- Objective
Say the number of lines containing the string "range", and say nothing else.

┄┄┄┄┄┄

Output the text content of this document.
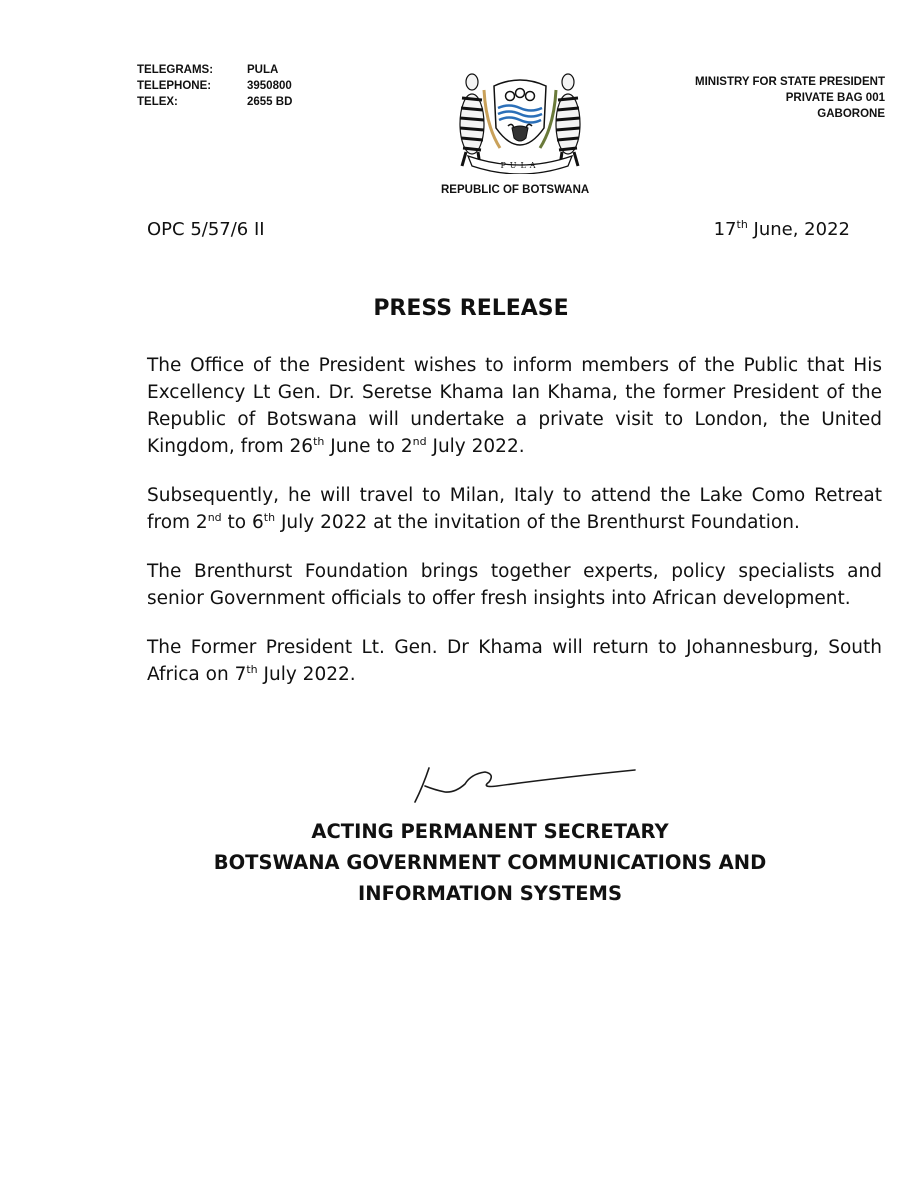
TELEGRAMS:	PULA
TELEPHONE:	3950800
TELEX:	2655 BD
MINISTRY FOR STATE PRESIDENT
PRIVATE BAG 001
GABORONE
PULA
REPUBLIC OF BOTSWANA
OPC 5/57/6 II	17th June, 2022
PRESS RELEASE

The Office of the President wishes to inform members of the Public that His Excellency Lt Gen. Dr. Seretse Khama Ian Khama, the former President of the Republic of Botswana will undertake a private visit to London, the United Kingdom, from 26th June to 2nd July 2022.

Subsequently, he will travel to Milan, Italy to attend the Lake Como Retreat from 2nd to 6th July 2022 at the invitation of the Brenthurst Foundation.

The Brenthurst Foundation brings together experts, policy specialists and senior Government officials to offer fresh insights into African development.

The Former President Lt. Gen. Dr Khama will return to Johannesburg, South Africa on 7th July 2022.

ACTING PERMANENT SECRETARY
BOTSWANA GOVERNMENT COMMUNICATIONS AND
INFORMATION SYSTEMS
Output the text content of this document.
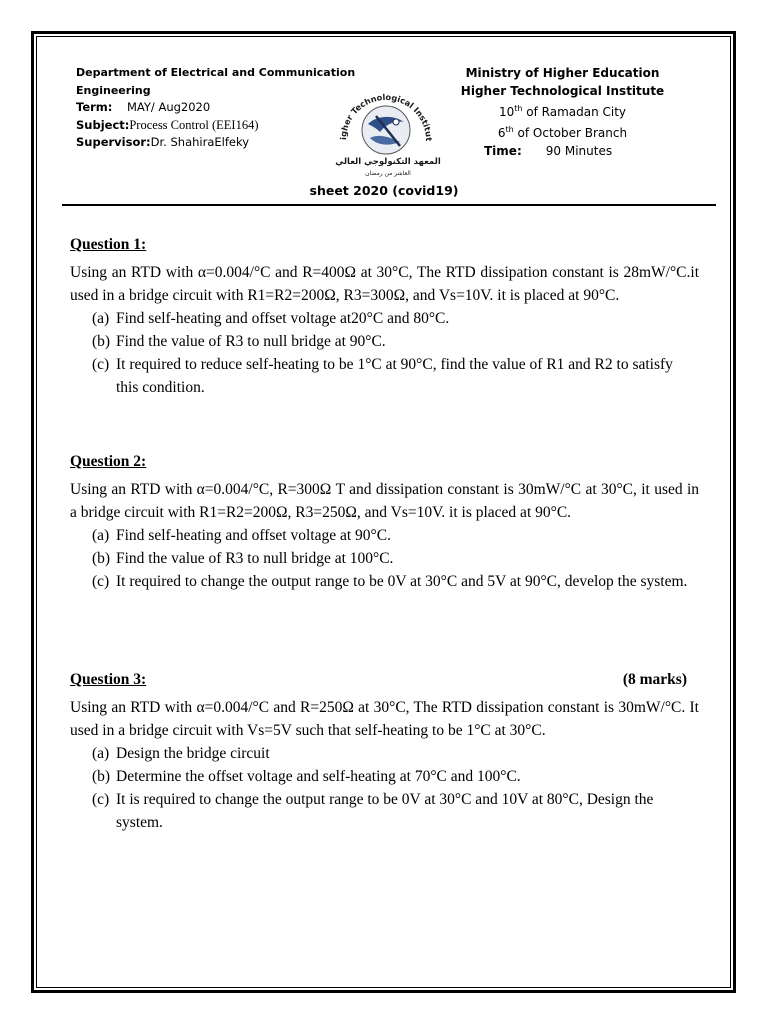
Department of Electrical and Communication Engineering
Term: MAY/ Aug2020
Subject:Process Control (EEI164)
Supervisor:Dr. ShahiraElfeky	igher Technological Institut
المعهد التكنولوجي العالي
العاشر من رمضان
Ministry of Higher Education
Higher Technological Institute
10th of Ramadan City
6th of October Branch
Time: 90 Minutes
sheet 2020 (covid19)
Question 1:

Using an RTD with α=0.004/°C and R=400Ω at 30°C, The RTD dissipation constant is 28mW/°C.it used in a bridge circuit with R1=R2=200Ω, R3=300Ω, and Vs=10V. it is placed at 90°C.

(a) Find self-heating and offset voltage at20°C and 80°C.
(b) Find the value of R3 to null bridge at 90°C.
(c) It required to reduce self-heating to be 1°C at 90°C, find the value of R1 and R2 to satisfy this condition.
Question 2:

Using an RTD with α=0.004/°C, R=300Ω T and dissipation constant is 30mW/°C at 30°C, it used in a bridge circuit with R1=R2=200Ω, R3=250Ω, and Vs=10V. it is placed at 90°C.

(a) Find self-heating and offset voltage at 90°C.
(b) Find the value of R3 to null bridge at 100°C.
(c) It required to change the output range to be 0V at 30°C and 5V at 90°C, develop the system.
Question 3:	(8 marks)

Using an RTD with α=0.004/°C and R=250Ω at 30°C, The RTD dissipation constant is 30mW/°C. It used in a bridge circuit with Vs=5V such that self-heating to be 1°C at 30°C.

(a) Design the bridge circuit
(b) Determine the offset voltage and self-heating at 70°C and 100°C.
(c) It is required to change the output range to be 0V at 30°C and 10V at 80°C, Design the system.
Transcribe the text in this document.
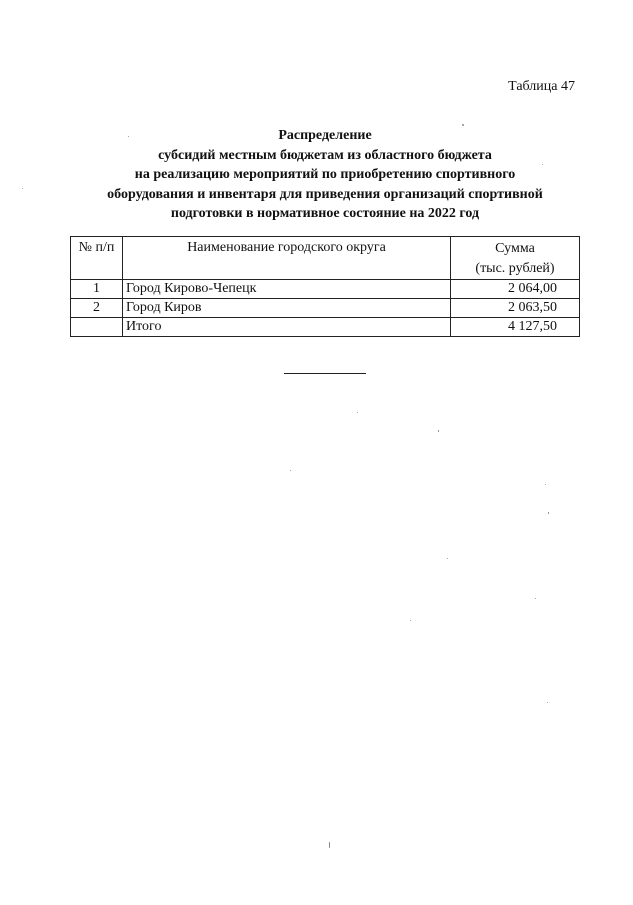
Таблица 47
Распределение
субсидий местным бюджетам из областного бюджета
на реализацию мероприятий по приобретению спортивного
оборудования и инвентаря для приведения организаций спортивной
подготовки в нормативное состояние на 2022 год
№ п/п	Наименование городского округа	Сумма
(тыс. рублей)

1	Город Кирово-Чепецк	2 064,00
2	Город Киров	2 063,50
	Итого	4 127,50
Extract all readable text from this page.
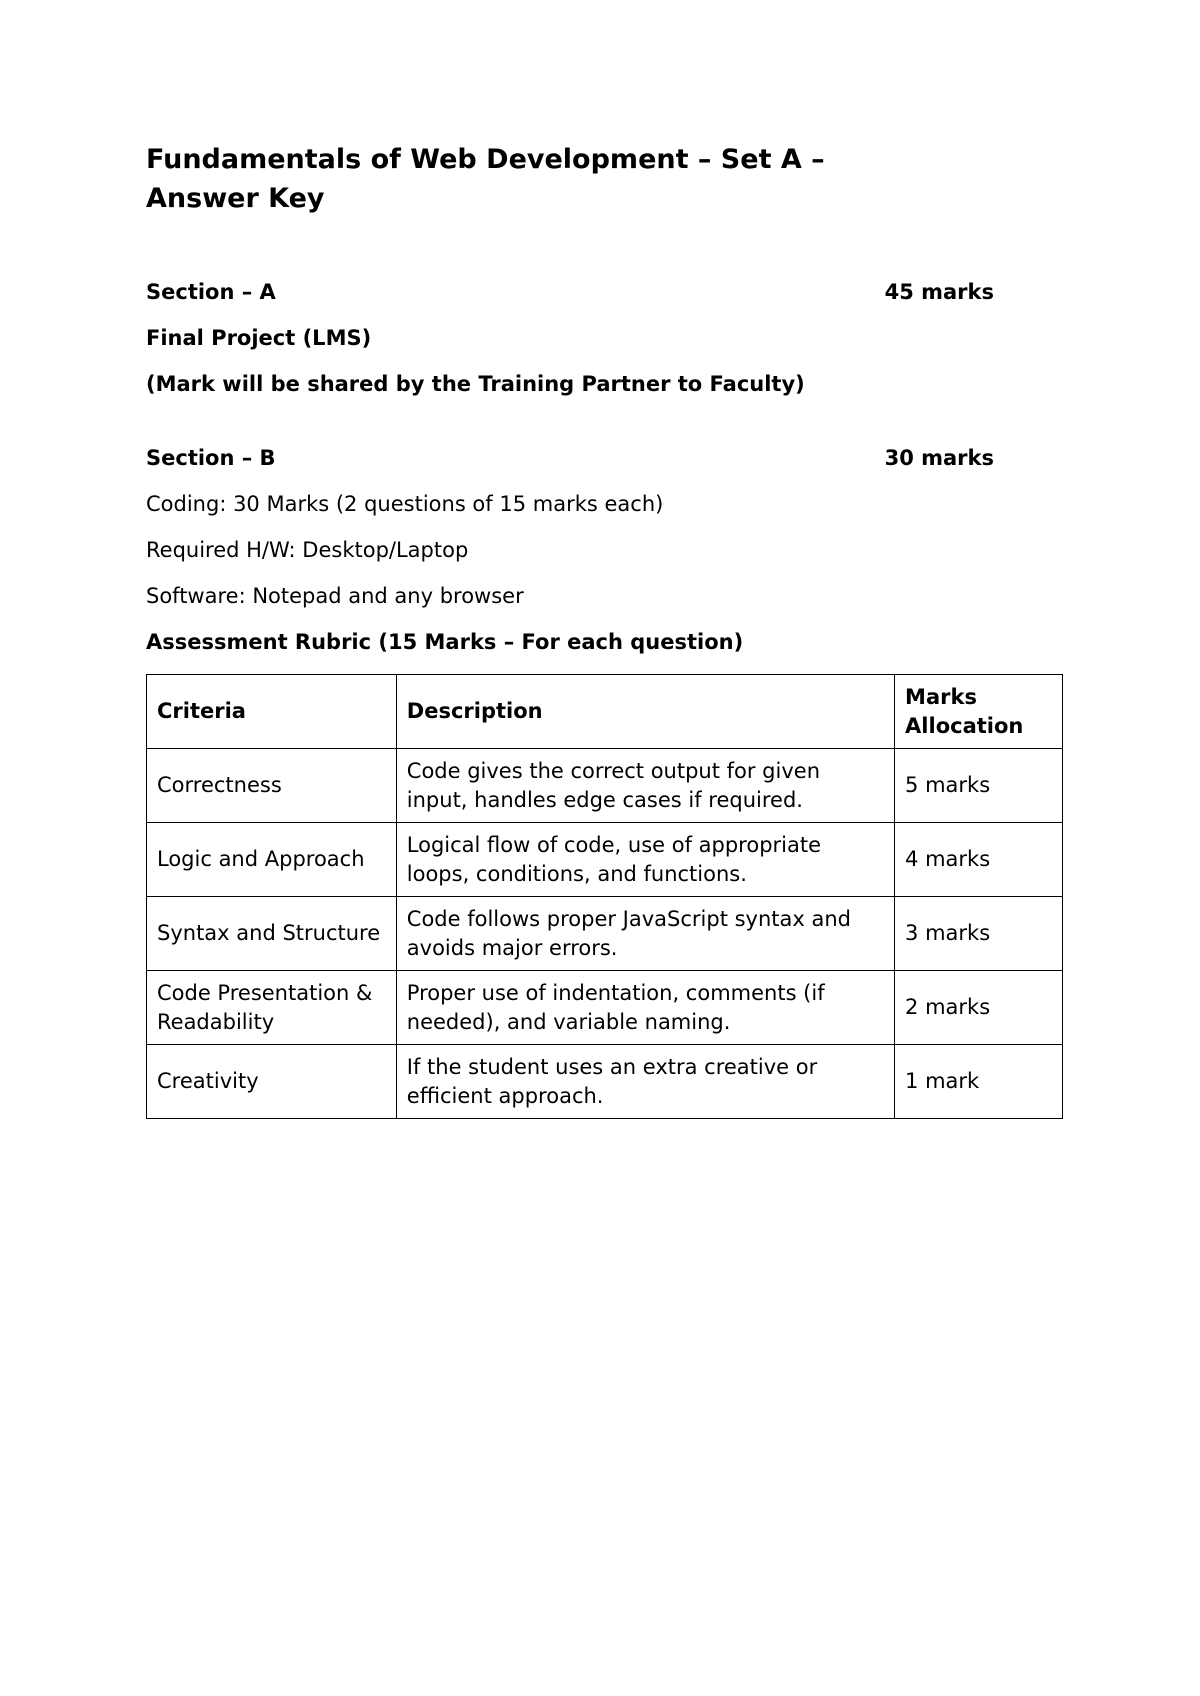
Fundamentals of Web Development – Set A – Answer Key
Section – A	45 marks
Final Project (LMS)
(Mark will be shared by the Training Partner to Faculty)
Section – B	30 marks
Coding: 30 Marks (2 questions of 15 marks each)
Required H/W: Desktop/Laptop
Software: Notepad and any browser
Assessment Rubric (15 Marks – For each question)
Criteria	Description	Marks Allocation
Correctness	Code gives the correct output for given input, handles edge cases if required.	5 marks
Logic and Approach	Logical flow of code, use of appropriate loops, conditions, and functions.	4 marks
Syntax and Structure	Code follows proper JavaScript syntax and avoids major errors.	3 marks
Code Presentation & Readability	Proper use of indentation, comments (if needed), and variable naming.	2 marks
Creativity	If the student uses an extra creative or efficient approach.	1 mark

┄┄┄┄┄┄

- Task response
2